* [Given passage]:
2) Is There A Limit (Cap) On Liability?
Some guarantees are unlimited. Others include a cap (for example, “up to $50,000 plus costs”).
From a small business perspective, negotiating a cap is often one of the most practical ways to reduce personal exposure - especially if the company’s obligations could grow over time (like a rolling supplier account).
3) Are You Also Signing An Indemnity?
As mentioned earlier, “guarantee and indemnity” language can be a red flag if you’re expecting a standard guarantee.
Don’t assume the word “guarantee” in the title means it’s limited. The detail matters.
4) When Can The Creditor Enforce The Guarantee?
Check whether the creditor must first take certain steps (like making a formal demand, or relying on a default under the main contract) before pursuing you, or whether they can come directly to you. This depends heavily on the drafting and the structure of the guarantee/indemnity.
Also check whether the creditor can enforce even if they’ve given the company extra time, changed terms, or taken other enforcement steps. Many guarantees are drafted so that changes to the underlying deal won’t affect your liability.
5) What Security Is Being Taken (If Any)?
A guarantee is often paired with some form of security (like a security interest over company assets).
If security is involved, understand the practical consequences. For example, if there’s a default, the creditor may seize or sell business assets, and still pursue guarantors for any shortfall.
6) Are You Signing In The Right Capacity?
Many business owners accidentally sign in multiple capacities, such as:
- as director signing for the company
- as guarantor in your personal name
- as trustee (if you hold assets through a trust)
Each capacity can create different legal consequences. If you’re unsure, it’s worth getting advice before signing.
How Can You Reduce Risk When A Company Guarantee Is “Non-Negotiable”?
Sometimes, the other party won’t remove the guarantee entirely - especially if your company is new, the contract value is high, or you don’t have other security to offer.
Even then, you often have options to reduce risk.
Negotiate The Terms (Not Just The Existence)
If you can’t remove the guarantee, consider negotiating:
- a liability cap (a maximum amount)
- a time limit (e.g. guarantee ends after 12–24 months if the account is in good standing)
- release triggers (e.g. once the company meets certain financial criteria, or after consistent payment history)
- notice requirements before enforcement
- exclusions (e.g. not covering consequential loss, or not covering future variations without consent)

* [Source data]:
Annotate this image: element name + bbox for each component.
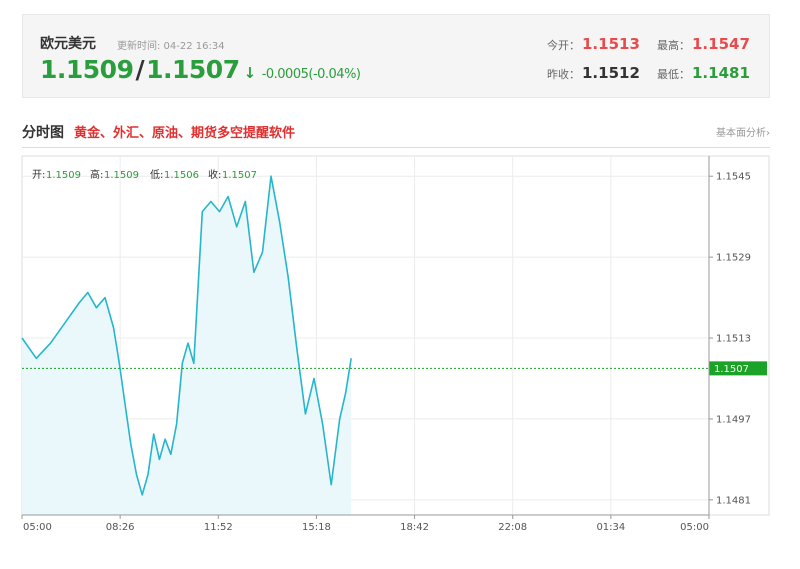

* [What you should do]:
Will you repeat, word for word, the part of the passage on company guarantees that opens with the words containing "Many business owners" and closes with "through a trust)"? Nothing in the data matters here.

* [Answer below]:
Many business owners accidentally sign in multiple capacities, such as:
- as director signing for the company
- as guarantor in your personal name
- as trustee (if you hold assets through a trust)